What is required: Below are records to transcribe exactly, without their pictures.

======

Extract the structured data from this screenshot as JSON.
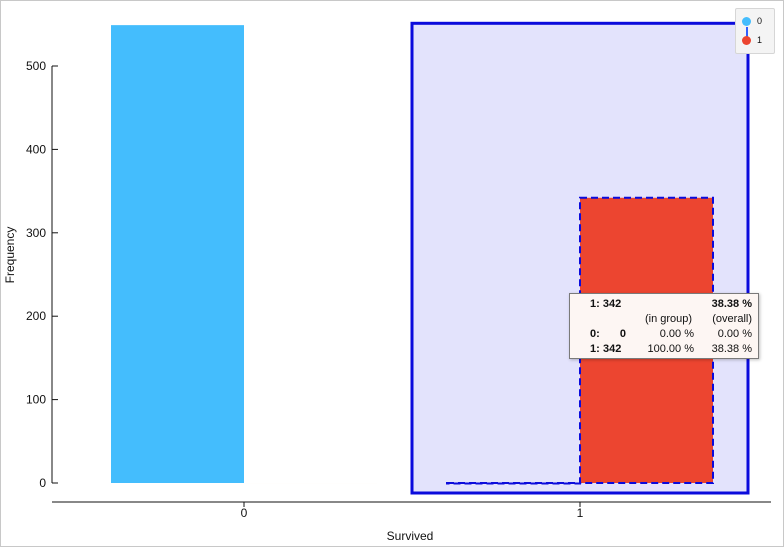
{
  "chart_data": {
    "type": "bar",
    "xlabel": "Survived",
    "ylabel": "Frequency",
    "categories": [
      "0",
      "1"
    ],
    "ylim": [
      0,
      550
    ],
    "yticks": [
      0,
      100,
      200,
      300,
      400,
      500
    ],
    "series": [
      {
        "name": "0",
        "values": [
          549,
          0
        ]
      },
      {
        "name": "1",
        "values": [
          0,
          342
        ]
      }
    ],
    "selected_category": "1",
    "legend_position": "top-right",
    "grid": false
  },
  "legend": {
    "items": [
      {
        "label": "0",
        "color": "#44bdfd"
      },
      {
        "label": "1",
        "color": "#ec4530"
      }
    ],
    "connector_color": "#3060ff"
  },
  "colors": {
    "series_0": "#44bdfd",
    "series_1": "#ec4530",
    "selection_fill": "#e3e3fc",
    "selection_stroke": "#0b0bdc",
    "axis": "#111111"
  },
  "tooltip": {
    "header_label": "1: 342",
    "header_pct": "38.38 %",
    "col_in_group": "(in group)",
    "col_overall": "(overall)",
    "rows": [
      {
        "key": "0:",
        "count": "0",
        "in_group": "0.00 %",
        "overall": "0.00 %"
      },
      {
        "key": "1:",
        "count": "342",
        "in_group": "100.00 %",
        "overall": "38.38 %"
      }
    ]
  }
}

======

Answer to this task:
Extract the structured data from this screenshot as JSON.
{
  "chart_data": {
    "type": "bar",
    "xlabel": "Survived",
    "ylabel": "Frequency",
    "categories": [
      "0",
      "1"
    ],
    "ylim": [
      0,
      550
    ],
    "yticks": [
      0,
      100,
      200,
      300,
      400,
      500
    ],
    "series": [
      {
        "name": "0",
        "values": [
          549,
          0
        ]
      },
      {
        "name": "1",
        "values": [
          0,
          342
        ]
      }
    ],
    "selected_category": "1",
    "legend_position": "top-right",
    "grid": false
  },
  "legend": {
    "items": [
      {
        "label": "0",
        "color": "#44bdfd"
      },
      {
        "label": "1",
        "color": "#ec4530"
      }
    ],
    "connector_color": "#3060ff"
  },
  "colors": {
    "series_0": "#44bdfd",
    "series_1": "#ec4530",
    "selection_fill": "#e3e3fc",
    "selection_stroke": "#0b0bdc",
    "axis": "#111111"
  },
  "tooltip": {
    "header_label": "1: 342",
    "header_pct": "38.38 %",
    "col_in_group": "(in group)",
    "col_overall": "(overall)",
    "rows": [
      {
        "key": "0:",
        "count": "0",
        "in_group": "0.00 %",
        "overall": "0.00 %"
      },
      {
        "key": "1:",
        "count": "342",
        "in_group": "100.00 %",
        "overall": "38.38 %"
      }
    ]
  }
}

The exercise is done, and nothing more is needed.